Excerpts from a figure dataset:

⟨

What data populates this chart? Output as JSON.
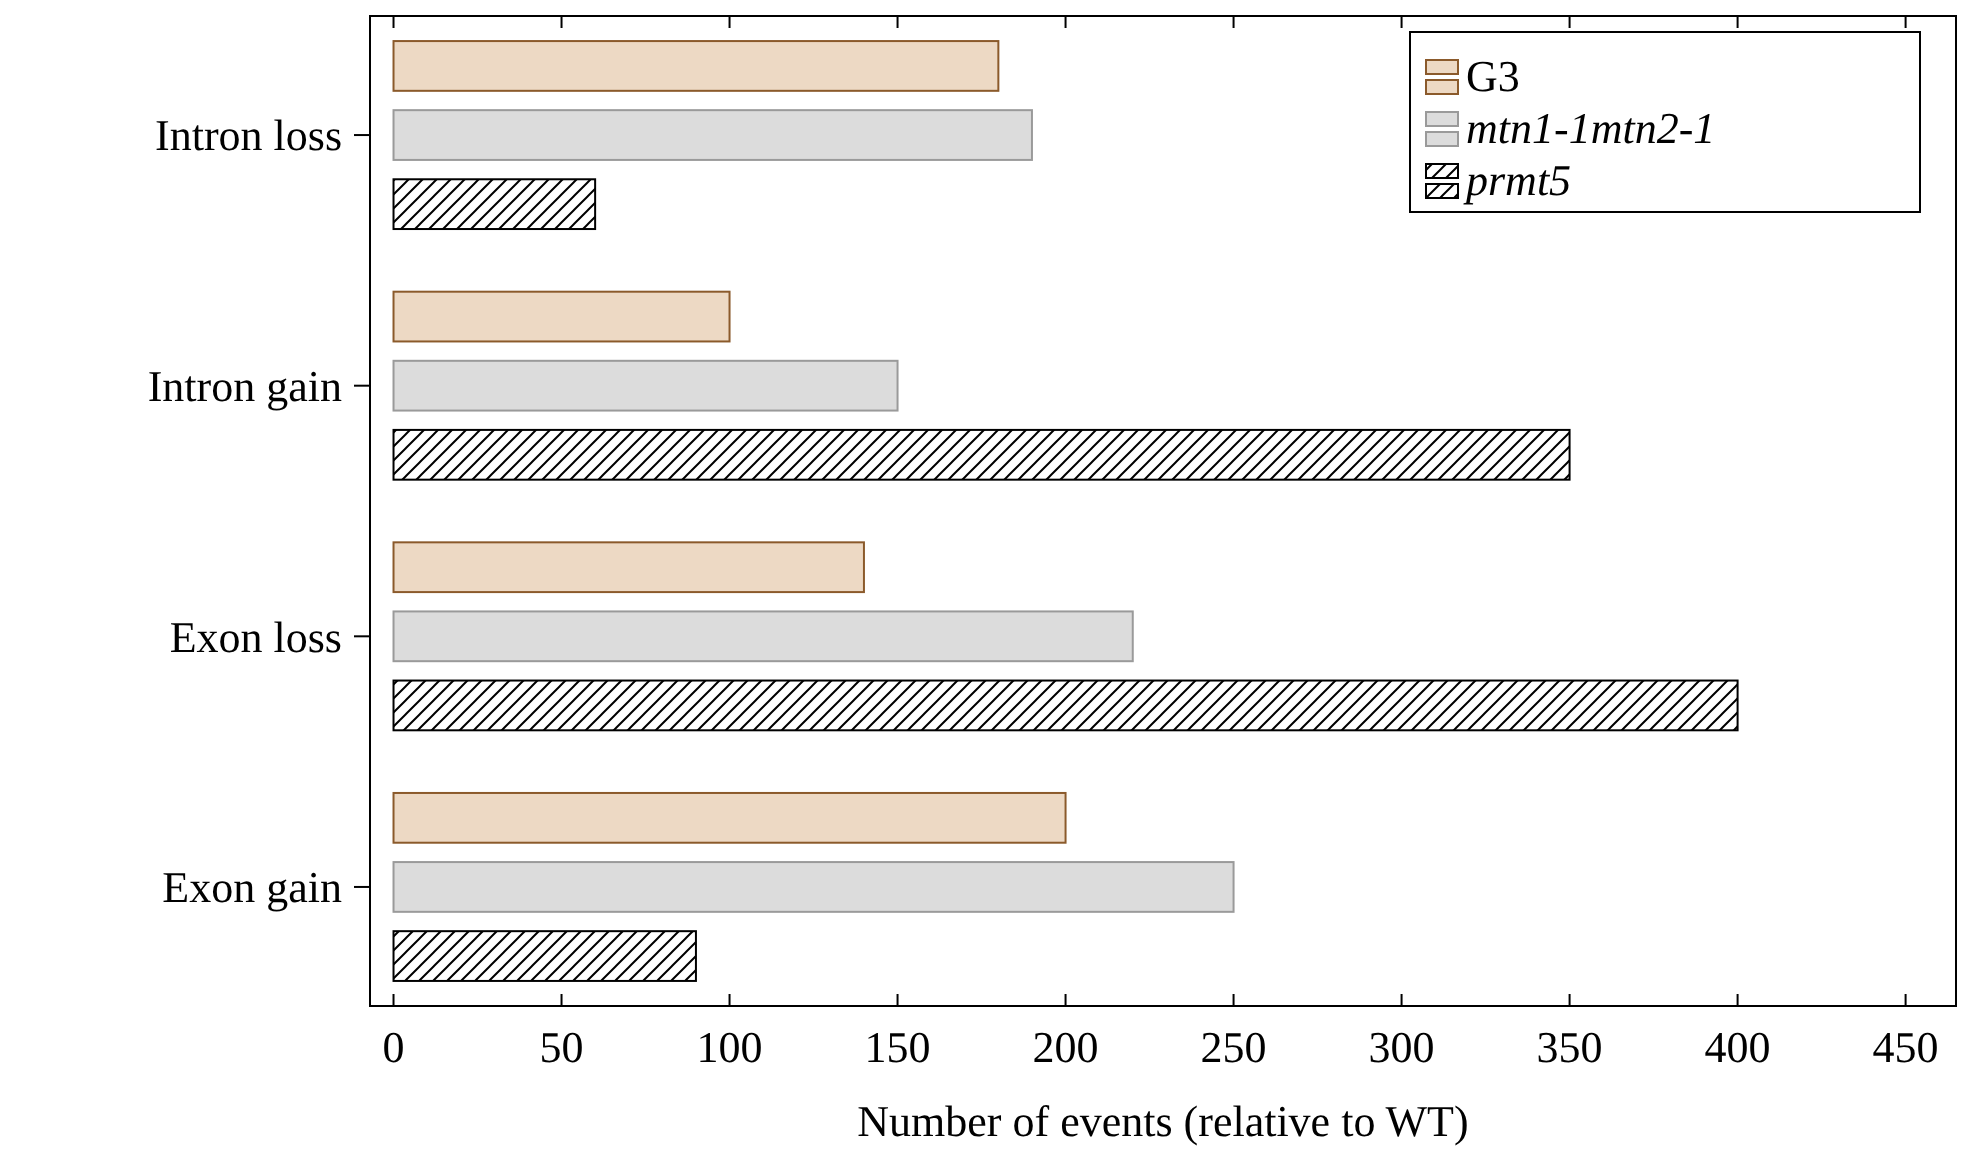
{
  "chart_data": {
    "type": "bar",
    "orientation": "horizontal",
    "xlabel": "Number of events (relative to WT)",
    "categories": [
      "Intron loss",
      "Intron gain",
      "Exon loss",
      "Exon gain"
    ],
    "series": [
      {
        "name": "G3",
        "color": "#edd9c4",
        "values": [
          180,
          100,
          140,
          200
        ]
      },
      {
        "name": "mtn1-1mtn2-1",
        "color": "#dcdcdc",
        "values": [
          190,
          150,
          220,
          250
        ]
      },
      {
        "name": "prmt5",
        "color": "#000000",
        "values": [
          60,
          350,
          400,
          90
        ]
      }
    ],
    "xlim": [
      -7,
      465
    ],
    "xticks": [
      0,
      50,
      100,
      150,
      200,
      250,
      300,
      350,
      400,
      450
    ],
    "grid": false,
    "legend": "top right"
  }
}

⟩

— Required work —
Without the pictures, transcribe the listing above exactly.

— Result —
What data populates this chart? Output as JSON.
{
  "chart_data": {
    "type": "bar",
    "orientation": "horizontal",
    "xlabel": "Number of events (relative to WT)",
    "categories": [
      "Intron loss",
      "Intron gain",
      "Exon loss",
      "Exon gain"
    ],
    "series": [
      {
        "name": "G3",
        "color": "#edd9c4",
        "values": [
          180,
          100,
          140,
          200
        ]
      },
      {
        "name": "mtn1-1mtn2-1",
        "color": "#dcdcdc",
        "values": [
          190,
          150,
          220,
          250
        ]
      },
      {
        "name": "prmt5",
        "color": "#000000",
        "values": [
          60,
          350,
          400,
          90
        ]
      }
    ],
    "xlim": [
      -7,
      465
    ],
    "xticks": [
      0,
      50,
      100,
      150,
      200,
      250,
      300,
      350,
      400,
      450
    ],
    "grid": false,
    "legend": "top right"
  }
}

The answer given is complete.